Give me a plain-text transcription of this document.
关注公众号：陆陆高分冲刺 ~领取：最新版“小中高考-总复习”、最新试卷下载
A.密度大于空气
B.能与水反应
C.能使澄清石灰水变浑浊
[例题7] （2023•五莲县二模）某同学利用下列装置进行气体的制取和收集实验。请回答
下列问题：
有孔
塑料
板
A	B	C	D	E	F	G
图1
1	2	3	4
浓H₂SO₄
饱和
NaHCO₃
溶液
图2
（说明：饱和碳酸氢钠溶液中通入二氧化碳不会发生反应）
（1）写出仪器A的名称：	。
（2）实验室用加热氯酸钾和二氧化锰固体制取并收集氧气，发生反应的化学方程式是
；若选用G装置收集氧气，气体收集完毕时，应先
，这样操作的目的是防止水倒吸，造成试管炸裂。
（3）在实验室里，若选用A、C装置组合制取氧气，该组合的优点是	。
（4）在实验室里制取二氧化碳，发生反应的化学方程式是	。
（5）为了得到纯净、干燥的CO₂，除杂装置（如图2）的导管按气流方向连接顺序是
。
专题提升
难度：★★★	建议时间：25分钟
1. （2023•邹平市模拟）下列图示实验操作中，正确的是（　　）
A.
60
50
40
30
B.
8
________________________
| PROBLEM DESCRIPTION |
Write out the listing once more, matching it exactly.

| REPLY |
Give me a plain-text transcription of this document.
关注公众号：陆陆高分冲刺 ~领取：最新版“小中高考-总复习”、最新试卷下载
A.密度大于空气
B.能与水反应
C.能使澄清石灰水变浑浊
[例题7] （2023•五莲县二模）某同学利用下列装置进行气体的制取和收集实验。请回答
下列问题：
有孔
塑料
板
A	B	C	D	E	F	G
图1
1	2	3	4
浓H₂SO₄
饱和
NaHCO₃
溶液
图2
（说明：饱和碳酸氢钠溶液中通入二氧化碳不会发生反应）
（1）写出仪器A的名称：	。
（2）实验室用加热氯酸钾和二氧化锰固体制取并收集氧气，发生反应的化学方程式是
；若选用G装置收集氧气，气体收集完毕时，应先
，这样操作的目的是防止水倒吸，造成试管炸裂。
（3）在实验室里，若选用A、C装置组合制取氧气，该组合的优点是	。
（4）在实验室里制取二氧化碳，发生反应的化学方程式是	。
（5）为了得到纯净、干燥的CO₂，除杂装置（如图2）的导管按气流方向连接顺序是
。
专题提升
难度：★★★	建议时间：25分钟
1. （2023•邹平市模拟）下列图示实验操作中，正确的是（　　）
A.
60
50
40
30
B.
8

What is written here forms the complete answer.